> _What this task involves_: Your task is to retype each line of the data below exactly.

> _Source material_:
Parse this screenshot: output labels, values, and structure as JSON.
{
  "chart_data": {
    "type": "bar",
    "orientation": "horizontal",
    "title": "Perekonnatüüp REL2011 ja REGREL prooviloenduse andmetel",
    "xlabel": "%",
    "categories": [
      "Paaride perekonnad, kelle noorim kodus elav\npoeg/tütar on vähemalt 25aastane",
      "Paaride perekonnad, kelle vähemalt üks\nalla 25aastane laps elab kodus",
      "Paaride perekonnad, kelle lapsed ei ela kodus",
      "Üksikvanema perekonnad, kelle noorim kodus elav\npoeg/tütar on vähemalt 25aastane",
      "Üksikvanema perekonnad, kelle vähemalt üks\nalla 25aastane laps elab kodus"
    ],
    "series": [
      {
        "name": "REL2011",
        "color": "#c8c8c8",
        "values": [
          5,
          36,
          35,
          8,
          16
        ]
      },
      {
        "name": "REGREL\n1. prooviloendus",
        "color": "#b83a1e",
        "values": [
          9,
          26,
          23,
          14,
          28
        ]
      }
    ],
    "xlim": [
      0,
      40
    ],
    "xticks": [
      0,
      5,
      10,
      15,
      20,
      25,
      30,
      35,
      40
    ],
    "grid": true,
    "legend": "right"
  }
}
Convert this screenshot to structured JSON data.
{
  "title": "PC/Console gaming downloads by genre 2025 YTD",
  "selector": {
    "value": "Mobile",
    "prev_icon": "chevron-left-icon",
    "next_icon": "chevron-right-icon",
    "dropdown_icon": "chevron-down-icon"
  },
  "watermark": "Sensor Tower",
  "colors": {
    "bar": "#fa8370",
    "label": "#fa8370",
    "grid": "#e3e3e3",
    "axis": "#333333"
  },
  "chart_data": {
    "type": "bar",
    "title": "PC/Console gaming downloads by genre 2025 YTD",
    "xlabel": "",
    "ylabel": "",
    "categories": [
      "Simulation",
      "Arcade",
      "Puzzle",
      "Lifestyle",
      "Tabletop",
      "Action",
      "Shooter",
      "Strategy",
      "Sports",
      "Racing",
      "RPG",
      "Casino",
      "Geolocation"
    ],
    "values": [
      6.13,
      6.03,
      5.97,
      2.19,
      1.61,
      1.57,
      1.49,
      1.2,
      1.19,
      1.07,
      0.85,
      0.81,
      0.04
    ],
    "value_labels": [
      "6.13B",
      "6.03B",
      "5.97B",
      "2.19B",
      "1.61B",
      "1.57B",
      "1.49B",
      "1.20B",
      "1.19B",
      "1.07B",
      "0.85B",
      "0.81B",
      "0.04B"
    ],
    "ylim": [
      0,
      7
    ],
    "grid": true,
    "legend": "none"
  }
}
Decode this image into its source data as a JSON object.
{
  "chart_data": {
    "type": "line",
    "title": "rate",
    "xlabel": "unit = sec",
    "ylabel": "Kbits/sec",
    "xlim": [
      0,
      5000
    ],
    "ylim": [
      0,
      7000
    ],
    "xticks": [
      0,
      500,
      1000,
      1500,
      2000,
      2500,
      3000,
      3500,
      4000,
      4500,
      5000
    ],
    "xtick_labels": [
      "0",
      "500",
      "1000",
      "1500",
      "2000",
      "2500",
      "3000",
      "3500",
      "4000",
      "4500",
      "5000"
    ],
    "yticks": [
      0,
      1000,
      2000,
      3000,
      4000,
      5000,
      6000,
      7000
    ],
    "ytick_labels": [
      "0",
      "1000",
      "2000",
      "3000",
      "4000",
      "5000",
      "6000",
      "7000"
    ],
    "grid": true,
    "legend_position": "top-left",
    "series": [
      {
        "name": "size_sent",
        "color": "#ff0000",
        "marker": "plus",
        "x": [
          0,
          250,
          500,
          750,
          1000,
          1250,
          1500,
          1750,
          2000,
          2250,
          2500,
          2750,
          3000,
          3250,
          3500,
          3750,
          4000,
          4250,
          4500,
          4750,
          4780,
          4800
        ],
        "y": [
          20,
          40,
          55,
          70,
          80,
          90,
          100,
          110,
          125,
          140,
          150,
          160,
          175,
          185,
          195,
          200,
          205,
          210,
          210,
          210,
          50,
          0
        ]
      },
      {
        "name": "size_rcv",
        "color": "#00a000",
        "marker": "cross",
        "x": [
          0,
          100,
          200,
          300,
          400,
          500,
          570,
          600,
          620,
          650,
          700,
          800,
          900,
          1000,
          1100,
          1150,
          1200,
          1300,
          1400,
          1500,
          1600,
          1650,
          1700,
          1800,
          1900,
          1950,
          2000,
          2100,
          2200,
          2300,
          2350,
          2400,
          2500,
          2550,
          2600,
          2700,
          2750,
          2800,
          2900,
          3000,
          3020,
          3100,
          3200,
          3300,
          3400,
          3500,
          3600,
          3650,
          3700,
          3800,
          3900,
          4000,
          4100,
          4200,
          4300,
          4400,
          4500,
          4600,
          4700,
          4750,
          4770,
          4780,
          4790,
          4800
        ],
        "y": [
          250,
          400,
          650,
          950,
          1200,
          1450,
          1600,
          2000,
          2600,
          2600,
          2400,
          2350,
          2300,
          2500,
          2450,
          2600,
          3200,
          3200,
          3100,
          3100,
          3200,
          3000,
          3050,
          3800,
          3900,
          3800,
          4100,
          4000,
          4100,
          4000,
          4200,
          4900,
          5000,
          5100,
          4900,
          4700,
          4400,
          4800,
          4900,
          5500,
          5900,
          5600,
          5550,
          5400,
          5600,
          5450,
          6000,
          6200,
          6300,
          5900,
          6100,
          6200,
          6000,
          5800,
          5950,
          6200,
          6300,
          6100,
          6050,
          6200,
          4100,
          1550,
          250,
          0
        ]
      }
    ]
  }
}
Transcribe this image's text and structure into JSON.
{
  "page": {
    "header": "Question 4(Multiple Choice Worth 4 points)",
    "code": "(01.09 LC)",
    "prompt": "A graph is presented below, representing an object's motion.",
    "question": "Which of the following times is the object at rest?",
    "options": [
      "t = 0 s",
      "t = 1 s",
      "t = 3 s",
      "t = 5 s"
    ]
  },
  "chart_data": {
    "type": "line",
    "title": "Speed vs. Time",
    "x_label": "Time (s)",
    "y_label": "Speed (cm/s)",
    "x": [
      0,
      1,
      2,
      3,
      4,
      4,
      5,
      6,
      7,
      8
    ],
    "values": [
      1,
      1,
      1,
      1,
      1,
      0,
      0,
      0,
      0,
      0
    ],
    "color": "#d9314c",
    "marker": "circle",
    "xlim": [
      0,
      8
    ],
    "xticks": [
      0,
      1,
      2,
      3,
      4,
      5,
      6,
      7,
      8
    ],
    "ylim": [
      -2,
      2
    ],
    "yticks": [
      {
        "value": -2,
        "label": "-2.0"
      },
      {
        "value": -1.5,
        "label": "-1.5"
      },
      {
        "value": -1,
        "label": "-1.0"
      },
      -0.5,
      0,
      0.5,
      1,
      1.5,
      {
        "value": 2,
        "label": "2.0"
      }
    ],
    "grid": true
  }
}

> _Answer to the exercise_:
Parse this screenshot: output labels, values, and structure as JSON.
{
  "chart_data": {
    "type": "bar",
    "orientation": "horizontal",
    "title": "Perekonnatüüp REL2011 ja REGREL prooviloenduse andmetel",
    "xlabel": "%",
    "categories": [
      "Paaride perekonnad, kelle noorim kodus elav\npoeg/tütar on vähemalt 25aastane",
      "Paaride perekonnad, kelle vähemalt üks\nalla 25aastane laps elab kodus",
      "Paaride perekonnad, kelle lapsed ei ela kodus",
      "Üksikvanema perekonnad, kelle noorim kodus elav\npoeg/tütar on vähemalt 25aastane",
      "Üksikvanema perekonnad, kelle vähemalt üks\nalla 25aastane laps elab kodus"
    ],
    "series": [
      {
        "name": "REL2011",
        "color": "#c8c8c8",
        "values": [
          5,
          36,
          35,
          8,
          16
        ]
      },
      {
        "name": "REGREL\n1. prooviloendus",
        "color": "#b83a1e",
        "values": [
          9,
          26,
          23,
          14,
          28
        ]
      }
    ],
    "xlim": [
      0,
      40
    ],
    "xticks": [
      0,
      5,
      10,
      15,
      20,
      25,
      30,
      35,
      40
    ],
    "grid": true,
    "legend": "right"
  }
}
Convert this screenshot to structured JSON data.
{
  "title": "PC/Console gaming downloads by genre 2025 YTD",
  "selector": {
    "value": "Mobile",
    "prev_icon": "chevron-left-icon",
    "next_icon": "chevron-right-icon",
    "dropdown_icon": "chevron-down-icon"
  },
  "watermark": "Sensor Tower",
  "colors": {
    "bar": "#fa8370",
    "label": "#fa8370",
    "grid": "#e3e3e3",
    "axis": "#333333"
  },
  "chart_data": {
    "type": "bar",
    "title": "PC/Console gaming downloads by genre 2025 YTD",
    "xlabel": "",
    "ylabel": "",
    "categories": [
      "Simulation",
      "Arcade",
      "Puzzle",
      "Lifestyle",
      "Tabletop",
      "Action",
      "Shooter",
      "Strategy",
      "Sports",
      "Racing",
      "RPG",
      "Casino",
      "Geolocation"
    ],
    "values": [
      6.13,
      6.03,
      5.97,
      2.19,
      1.61,
      1.57,
      1.49,
      1.2,
      1.19,
      1.07,
      0.85,
      0.81,
      0.04
    ],
    "value_labels": [
      "6.13B",
      "6.03B",
      "5.97B",
      "2.19B",
      "1.61B",
      "1.57B",
      "1.49B",
      "1.20B",
      "1.19B",
      "1.07B",
      "0.85B",
      "0.81B",
      "0.04B"
    ],
    "ylim": [
      0,
      7
    ],
    "grid": true,
    "legend": "none"
  }
}
Decode this image into its source data as a JSON object.
{
  "chart_data": {
    "type": "line",
    "title": "rate",
    "xlabel": "unit = sec",
    "ylabel": "Kbits/sec",
    "xlim": [
      0,
      5000
    ],
    "ylim": [
      0,
      7000
    ],
    "xticks": [
      0,
      500,
      1000,
      1500,
      2000,
      2500,
      3000,
      3500,
      4000,
      4500,
      5000
    ],
    "xtick_labels": [
      "0",
      "500",
      "1000",
      "1500",
      "2000",
      "2500",
      "3000",
      "3500",
      "4000",
      "4500",
      "5000"
    ],
    "yticks": [
      0,
      1000,
      2000,
      3000,
      4000,
      5000,
      6000,
      7000
    ],
    "ytick_labels": [
      "0",
      "1000",
      "2000",
      "3000",
      "4000",
      "5000",
      "6000",
      "7000"
    ],
    "grid": true,
    "legend_position": "top-left",
    "series": [
      {
        "name": "size_sent",
        "color": "#ff0000",
        "marker": "plus",
        "x": [
          0,
          250,
          500,
          750,
          1000,
          1250,
          1500,
          1750,
          2000,
          2250,
          2500,
          2750,
          3000,
          3250,
          3500,
          3750,
          4000,
          4250,
          4500,
          4750,
          4780,
          4800
        ],
        "y": [
          20,
          40,
          55,
          70,
          80,
          90,
          100,
          110,
          125,
          140,
          150,
          160,
          175,
          185,
          195,
          200,
          205,
          210,
          210,
          210,
          50,
          0
        ]
      },
      {
        "name": "size_rcv",
        "color": "#00a000",
        "marker": "cross",
        "x": [
          0,
          100,
          200,
          300,
          400,
          500,
          570,
          600,
          620,
          650,
          700,
          800,
          900,
          1000,
          1100,
          1150,
          1200,
          1300,
          1400,
          1500,
          1600,
          1650,
          1700,
          1800,
          1900,
          1950,
          2000,
          2100,
          2200,
          2300,
          2350,
          2400,
          2500,
          2550,
          2600,
          2700,
          2750,
          2800,
          2900,
          3000,
          3020,
          3100,
          3200,
          3300,
          3400,
          3500,
          3600,
          3650,
          3700,
          3800,
          3900,
          4000,
          4100,
          4200,
          4300,
          4400,
          4500,
          4600,
          4700,
          4750,
          4770,
          4780,
          4790,
          4800
        ],
        "y": [
          250,
          400,
          650,
          950,
          1200,
          1450,
          1600,
          2000,
          2600,
          2600,
          2400,
          2350,
          2300,
          2500,
          2450,
          2600,
          3200,
          3200,
          3100,
          3100,
          3200,
          3000,
          3050,
          3800,
          3900,
          3800,
          4100,
          4000,
          4100,
          4000,
          4200,
          4900,
          5000,
          5100,
          4900,
          4700,
          4400,
          4800,
          4900,
          5500,
          5900,
          5600,
          5550,
          5400,
          5600,
          5450,
          6000,
          6200,
          6300,
          5900,
          6100,
          6200,
          6000,
          5800,
          5950,
          6200,
          6300,
          6100,
          6050,
          6200,
          4100,
          1550,
          250,
          0
        ]
      }
    ]
  }
}
Transcribe this image's text and structure into JSON.
{
  "page": {
    "header": "Question 4(Multiple Choice Worth 4 points)",
    "code": "(01.09 LC)",
    "prompt": "A graph is presented below, representing an object's motion.",
    "question": "Which of the following times is the object at rest?",
    "options": [
      "t = 0 s",
      "t = 1 s",
      "t = 3 s",
      "t = 5 s"
    ]
  },
  "chart_data": {
    "type": "line",
    "title": "Speed vs. Time",
    "x_label": "Time (s)",
    "y_label": "Speed (cm/s)",
    "x": [
      0,
      1,
      2,
      3,
      4,
      4,
      5,
      6,
      7,
      8
    ],
    "values": [
      1,
      1,
      1,
      1,
      1,
      0,
      0,
      0,
      0,
      0
    ],
    "color": "#d9314c",
    "marker": "circle",
    "xlim": [
      0,
      8
    ],
    "xticks": [
      0,
      1,
      2,
      3,
      4,
      5,
      6,
      7,
      8
    ],
    "ylim": [
      -2,
      2
    ],
    "yticks": [
      {
        "value": -2,
        "label": "-2.0"
      },
      {
        "value": -1.5,
        "label": "-1.5"
      },
      {
        "value": -1,
        "label": "-1.0"
      },
      -0.5,
      0,
      0.5,
      1,
      1.5,
      {
        "value": 2,
        "label": "2.0"
      }
    ],
    "grid": true
  }
}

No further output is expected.